◆ **What this task involves**:
Rewrite the data below with "bar-shade" substituted for every "bar-bevel", keeping everything else the same.

◆ **Collected data entries**:
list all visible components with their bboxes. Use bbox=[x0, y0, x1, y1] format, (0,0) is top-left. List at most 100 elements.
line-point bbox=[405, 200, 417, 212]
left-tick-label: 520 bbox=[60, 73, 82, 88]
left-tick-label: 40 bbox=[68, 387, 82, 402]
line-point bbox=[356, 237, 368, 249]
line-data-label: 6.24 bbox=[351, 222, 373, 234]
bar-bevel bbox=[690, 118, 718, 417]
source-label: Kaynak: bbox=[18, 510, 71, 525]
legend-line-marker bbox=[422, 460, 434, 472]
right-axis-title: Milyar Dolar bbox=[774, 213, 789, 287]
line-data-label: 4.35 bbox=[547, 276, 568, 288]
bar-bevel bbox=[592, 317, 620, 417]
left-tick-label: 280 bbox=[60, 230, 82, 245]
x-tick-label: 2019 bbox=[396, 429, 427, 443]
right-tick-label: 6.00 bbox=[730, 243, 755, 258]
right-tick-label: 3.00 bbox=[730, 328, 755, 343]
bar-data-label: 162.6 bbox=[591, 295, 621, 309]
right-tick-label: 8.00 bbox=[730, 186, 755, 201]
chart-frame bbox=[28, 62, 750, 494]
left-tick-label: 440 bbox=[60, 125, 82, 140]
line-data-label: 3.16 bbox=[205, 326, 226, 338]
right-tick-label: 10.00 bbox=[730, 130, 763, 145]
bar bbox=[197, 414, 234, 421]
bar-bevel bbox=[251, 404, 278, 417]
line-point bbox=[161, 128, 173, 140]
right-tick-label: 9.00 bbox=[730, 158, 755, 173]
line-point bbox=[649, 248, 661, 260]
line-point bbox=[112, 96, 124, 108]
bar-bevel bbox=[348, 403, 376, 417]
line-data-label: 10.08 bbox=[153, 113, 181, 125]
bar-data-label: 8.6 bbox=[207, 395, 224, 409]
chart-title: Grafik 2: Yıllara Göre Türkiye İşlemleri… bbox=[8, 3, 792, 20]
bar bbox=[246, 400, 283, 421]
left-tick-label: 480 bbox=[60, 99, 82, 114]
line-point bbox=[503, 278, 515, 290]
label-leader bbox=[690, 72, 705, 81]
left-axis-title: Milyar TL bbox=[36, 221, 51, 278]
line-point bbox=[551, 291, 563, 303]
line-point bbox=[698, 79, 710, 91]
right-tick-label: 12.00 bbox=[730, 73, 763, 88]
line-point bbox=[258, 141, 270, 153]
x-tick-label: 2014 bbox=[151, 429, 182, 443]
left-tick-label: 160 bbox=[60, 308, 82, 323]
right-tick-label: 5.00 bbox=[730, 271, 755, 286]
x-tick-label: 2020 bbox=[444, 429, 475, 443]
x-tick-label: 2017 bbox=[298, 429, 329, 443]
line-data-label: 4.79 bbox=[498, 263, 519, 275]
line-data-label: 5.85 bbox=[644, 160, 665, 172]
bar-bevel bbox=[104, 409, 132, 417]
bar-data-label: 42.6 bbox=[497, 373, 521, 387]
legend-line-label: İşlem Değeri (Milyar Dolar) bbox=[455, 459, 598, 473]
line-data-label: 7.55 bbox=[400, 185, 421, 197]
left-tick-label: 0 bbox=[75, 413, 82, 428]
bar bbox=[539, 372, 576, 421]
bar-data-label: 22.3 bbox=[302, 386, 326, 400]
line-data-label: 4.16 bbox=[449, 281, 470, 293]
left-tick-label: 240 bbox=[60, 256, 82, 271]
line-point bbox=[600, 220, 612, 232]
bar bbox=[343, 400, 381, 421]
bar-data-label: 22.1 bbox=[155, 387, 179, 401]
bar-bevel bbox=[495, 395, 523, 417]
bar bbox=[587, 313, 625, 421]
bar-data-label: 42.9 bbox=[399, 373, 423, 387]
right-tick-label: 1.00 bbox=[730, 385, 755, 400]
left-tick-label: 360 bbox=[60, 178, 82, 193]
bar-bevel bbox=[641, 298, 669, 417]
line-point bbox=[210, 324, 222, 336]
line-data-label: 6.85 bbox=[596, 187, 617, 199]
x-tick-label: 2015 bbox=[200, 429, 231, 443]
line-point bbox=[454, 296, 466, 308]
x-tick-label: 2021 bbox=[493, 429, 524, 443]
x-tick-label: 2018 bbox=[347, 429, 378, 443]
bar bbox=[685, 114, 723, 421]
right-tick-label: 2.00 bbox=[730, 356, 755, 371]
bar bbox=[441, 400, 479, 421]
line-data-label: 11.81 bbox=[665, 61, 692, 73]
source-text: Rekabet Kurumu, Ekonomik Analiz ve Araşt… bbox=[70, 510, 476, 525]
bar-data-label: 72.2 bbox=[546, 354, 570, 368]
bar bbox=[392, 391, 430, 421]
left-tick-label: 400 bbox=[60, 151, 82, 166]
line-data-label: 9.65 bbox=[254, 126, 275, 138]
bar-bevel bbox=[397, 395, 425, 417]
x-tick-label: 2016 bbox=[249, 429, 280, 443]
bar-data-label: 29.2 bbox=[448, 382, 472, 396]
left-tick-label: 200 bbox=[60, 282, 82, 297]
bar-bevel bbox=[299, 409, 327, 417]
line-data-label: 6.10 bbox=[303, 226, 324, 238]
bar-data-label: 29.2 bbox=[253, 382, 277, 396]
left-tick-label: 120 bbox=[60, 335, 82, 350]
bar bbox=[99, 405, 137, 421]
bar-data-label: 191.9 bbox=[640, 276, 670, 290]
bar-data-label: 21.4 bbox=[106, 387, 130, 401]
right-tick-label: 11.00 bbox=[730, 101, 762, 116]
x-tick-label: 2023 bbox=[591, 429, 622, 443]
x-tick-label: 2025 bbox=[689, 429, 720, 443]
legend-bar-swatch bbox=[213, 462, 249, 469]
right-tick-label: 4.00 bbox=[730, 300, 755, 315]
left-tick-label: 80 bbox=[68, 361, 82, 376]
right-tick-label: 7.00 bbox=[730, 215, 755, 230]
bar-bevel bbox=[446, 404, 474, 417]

◆ **Answer to this exercise**:
list all visible components with their bboxes. Use bbox=[x0, y0, x1, y1] format, (0,0) is top-left. List at most 100 elements.
line-point bbox=[405, 200, 417, 212]
left-tick-label: 520 bbox=[60, 73, 82, 88]
left-tick-label: 40 bbox=[68, 387, 82, 402]
line-point bbox=[356, 237, 368, 249]
line-data-label: 6.24 bbox=[351, 222, 373, 234]
bar-shade bbox=[690, 118, 718, 417]
source-label: Kaynak: bbox=[18, 510, 71, 525]
legend-line-marker bbox=[422, 460, 434, 472]
right-axis-title: Milyar Dolar bbox=[774, 213, 789, 287]
line-data-label: 4.35 bbox=[547, 276, 568, 288]
bar-shade bbox=[592, 317, 620, 417]
left-tick-label: 280 bbox=[60, 230, 82, 245]
x-tick-label: 2019 bbox=[396, 429, 427, 443]
right-tick-label: 6.00 bbox=[730, 243, 755, 258]
right-tick-label: 3.00 bbox=[730, 328, 755, 343]
bar-data-label: 162.6 bbox=[591, 295, 621, 309]
right-tick-label: 8.00 bbox=[730, 186, 755, 201]
chart-frame bbox=[28, 62, 750, 494]
left-tick-label: 440 bbox=[60, 125, 82, 140]
line-data-label: 3.16 bbox=[205, 326, 226, 338]
right-tick-label: 10.00 bbox=[730, 130, 763, 145]
bar bbox=[197, 414, 234, 421]
bar-shade bbox=[251, 404, 278, 417]
line-point bbox=[161, 128, 173, 140]
right-tick-label: 9.00 bbox=[730, 158, 755, 173]
line-point bbox=[649, 248, 661, 260]
line-point bbox=[112, 96, 124, 108]
bar-shade bbox=[348, 403, 376, 417]
line-data-label: 10.08 bbox=[153, 113, 181, 125]
bar-data-label: 8.6 bbox=[207, 395, 224, 409]
chart-title: Grafik 2: Yıllara Göre Türkiye İşlemleri… bbox=[8, 3, 792, 20]
bar bbox=[246, 400, 283, 421]
left-tick-label: 480 bbox=[60, 99, 82, 114]
line-point bbox=[503, 278, 515, 290]
label-leader bbox=[690, 72, 705, 81]
left-axis-title: Milyar TL bbox=[36, 221, 51, 278]
line-point bbox=[551, 291, 563, 303]
line-point bbox=[698, 79, 710, 91]
right-tick-label: 12.00 bbox=[730, 73, 763, 88]
line-point bbox=[258, 141, 270, 153]
x-tick-label: 2014 bbox=[151, 429, 182, 443]
left-tick-label: 160 bbox=[60, 308, 82, 323]
right-tick-label: 5.00 bbox=[730, 271, 755, 286]
x-tick-label: 2020 bbox=[444, 429, 475, 443]
x-tick-label: 2017 bbox=[298, 429, 329, 443]
line-data-label: 4.79 bbox=[498, 263, 519, 275]
line-data-label: 5.85 bbox=[644, 160, 665, 172]
bar-shade bbox=[104, 409, 132, 417]
bar-data-label: 42.6 bbox=[497, 373, 521, 387]
legend-line-label: İşlem Değeri (Milyar Dolar) bbox=[455, 459, 598, 473]
line-data-label: 7.55 bbox=[400, 185, 421, 197]
left-tick-label: 0 bbox=[75, 413, 82, 428]
bar bbox=[539, 372, 576, 421]
bar-data-label: 22.3 bbox=[302, 386, 326, 400]
line-data-label: 4.16 bbox=[449, 281, 470, 293]
left-tick-label: 240 bbox=[60, 256, 82, 271]
line-point bbox=[600, 220, 612, 232]
bar bbox=[343, 400, 381, 421]
bar-data-label: 22.1 bbox=[155, 387, 179, 401]
bar-shade bbox=[495, 395, 523, 417]
bar bbox=[587, 313, 625, 421]
bar-data-label: 42.9 bbox=[399, 373, 423, 387]
right-tick-label: 1.00 bbox=[730, 385, 755, 400]
left-tick-label: 360 bbox=[60, 178, 82, 193]
bar-shade bbox=[641, 298, 669, 417]
line-point bbox=[210, 324, 222, 336]
line-data-label: 6.85 bbox=[596, 187, 617, 199]
x-tick-label: 2015 bbox=[200, 429, 231, 443]
line-point bbox=[454, 296, 466, 308]
x-tick-label: 2021 bbox=[493, 429, 524, 443]
x-tick-label: 2018 bbox=[347, 429, 378, 443]
bar bbox=[685, 114, 723, 421]
right-tick-label: 2.00 bbox=[730, 356, 755, 371]
bar bbox=[441, 400, 479, 421]
line-data-label: 11.81 bbox=[665, 61, 692, 73]
source-text: Rekabet Kurumu, Ekonomik Analiz ve Araşt… bbox=[70, 510, 476, 525]
bar-data-label: 72.2 bbox=[546, 354, 570, 368]
bar bbox=[392, 391, 430, 421]
left-tick-label: 400 bbox=[60, 151, 82, 166]
line-data-label: 9.65 bbox=[254, 126, 275, 138]
bar-shade bbox=[397, 395, 425, 417]
x-tick-label: 2016 bbox=[249, 429, 280, 443]
bar-data-label: 29.2 bbox=[448, 382, 472, 396]
left-tick-label: 200 bbox=[60, 282, 82, 297]
bar-shade bbox=[299, 409, 327, 417]
line-data-label: 6.10 bbox=[303, 226, 324, 238]
bar-data-label: 29.2 bbox=[253, 382, 277, 396]
left-tick-label: 120 bbox=[60, 335, 82, 350]
bar bbox=[99, 405, 137, 421]
bar-data-label: 191.9 bbox=[640, 276, 670, 290]
bar-data-label: 21.4 bbox=[106, 387, 130, 401]
right-tick-label: 11.00 bbox=[730, 101, 762, 116]
x-tick-label: 2023 bbox=[591, 429, 622, 443]
x-tick-label: 2025 bbox=[689, 429, 720, 443]
legend-bar-swatch bbox=[213, 462, 249, 469]
right-tick-label: 4.00 bbox=[730, 300, 755, 315]
left-tick-label: 80 bbox=[68, 361, 82, 376]
right-tick-label: 7.00 bbox=[730, 215, 755, 230]
bar-shade bbox=[446, 404, 474, 417]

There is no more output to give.